Copy each line in the data that includes the word "text".

(Dataset excerpt)
-- Start --
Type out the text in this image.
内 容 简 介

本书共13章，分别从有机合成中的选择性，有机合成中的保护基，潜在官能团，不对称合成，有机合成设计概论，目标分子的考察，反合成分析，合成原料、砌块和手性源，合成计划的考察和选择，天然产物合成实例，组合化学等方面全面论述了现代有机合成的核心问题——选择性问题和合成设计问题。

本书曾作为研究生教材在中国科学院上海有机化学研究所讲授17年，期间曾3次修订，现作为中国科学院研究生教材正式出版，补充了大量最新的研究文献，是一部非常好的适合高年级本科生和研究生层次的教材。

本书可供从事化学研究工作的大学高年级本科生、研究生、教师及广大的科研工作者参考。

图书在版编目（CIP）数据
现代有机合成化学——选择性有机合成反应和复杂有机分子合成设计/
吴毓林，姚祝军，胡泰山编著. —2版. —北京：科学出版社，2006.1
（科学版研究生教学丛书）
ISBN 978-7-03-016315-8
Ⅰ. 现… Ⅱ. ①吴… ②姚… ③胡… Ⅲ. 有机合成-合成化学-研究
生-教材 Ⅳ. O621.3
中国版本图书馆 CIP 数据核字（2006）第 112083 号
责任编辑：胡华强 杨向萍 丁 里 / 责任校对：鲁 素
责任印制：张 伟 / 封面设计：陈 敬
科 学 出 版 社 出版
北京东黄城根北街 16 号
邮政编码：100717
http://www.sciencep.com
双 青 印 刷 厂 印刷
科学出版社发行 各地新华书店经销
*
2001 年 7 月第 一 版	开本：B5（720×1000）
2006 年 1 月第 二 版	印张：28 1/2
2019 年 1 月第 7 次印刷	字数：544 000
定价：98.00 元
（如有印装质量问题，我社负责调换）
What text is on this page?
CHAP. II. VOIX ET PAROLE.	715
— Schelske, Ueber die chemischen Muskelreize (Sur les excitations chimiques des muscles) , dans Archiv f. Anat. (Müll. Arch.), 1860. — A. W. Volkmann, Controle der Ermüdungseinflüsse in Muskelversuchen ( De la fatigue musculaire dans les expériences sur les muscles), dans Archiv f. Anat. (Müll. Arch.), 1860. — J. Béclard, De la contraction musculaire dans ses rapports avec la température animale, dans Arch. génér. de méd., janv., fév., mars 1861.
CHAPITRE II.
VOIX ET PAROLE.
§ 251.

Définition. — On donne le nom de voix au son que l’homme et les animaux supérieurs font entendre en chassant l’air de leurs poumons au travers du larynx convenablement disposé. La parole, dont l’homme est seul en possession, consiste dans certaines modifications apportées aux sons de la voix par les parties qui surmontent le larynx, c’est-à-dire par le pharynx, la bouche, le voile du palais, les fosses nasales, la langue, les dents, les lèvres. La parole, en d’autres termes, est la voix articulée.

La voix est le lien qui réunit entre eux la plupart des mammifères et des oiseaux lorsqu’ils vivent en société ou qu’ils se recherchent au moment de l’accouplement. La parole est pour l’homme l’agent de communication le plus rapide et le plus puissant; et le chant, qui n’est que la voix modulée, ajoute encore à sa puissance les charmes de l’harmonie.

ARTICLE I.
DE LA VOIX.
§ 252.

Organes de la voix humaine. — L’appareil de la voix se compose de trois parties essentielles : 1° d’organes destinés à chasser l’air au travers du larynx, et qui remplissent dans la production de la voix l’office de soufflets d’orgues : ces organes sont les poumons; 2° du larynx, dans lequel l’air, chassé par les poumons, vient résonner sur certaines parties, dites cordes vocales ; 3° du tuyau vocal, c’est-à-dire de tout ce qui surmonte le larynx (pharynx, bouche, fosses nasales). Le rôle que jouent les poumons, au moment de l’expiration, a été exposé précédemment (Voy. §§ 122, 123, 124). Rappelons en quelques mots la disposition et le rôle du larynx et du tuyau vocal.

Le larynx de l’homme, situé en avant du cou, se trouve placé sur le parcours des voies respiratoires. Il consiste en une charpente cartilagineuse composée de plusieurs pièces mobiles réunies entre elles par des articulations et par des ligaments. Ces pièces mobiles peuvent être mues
-- End --
* FULL ANSWER:
Type out the text in this image.
What text is on this page?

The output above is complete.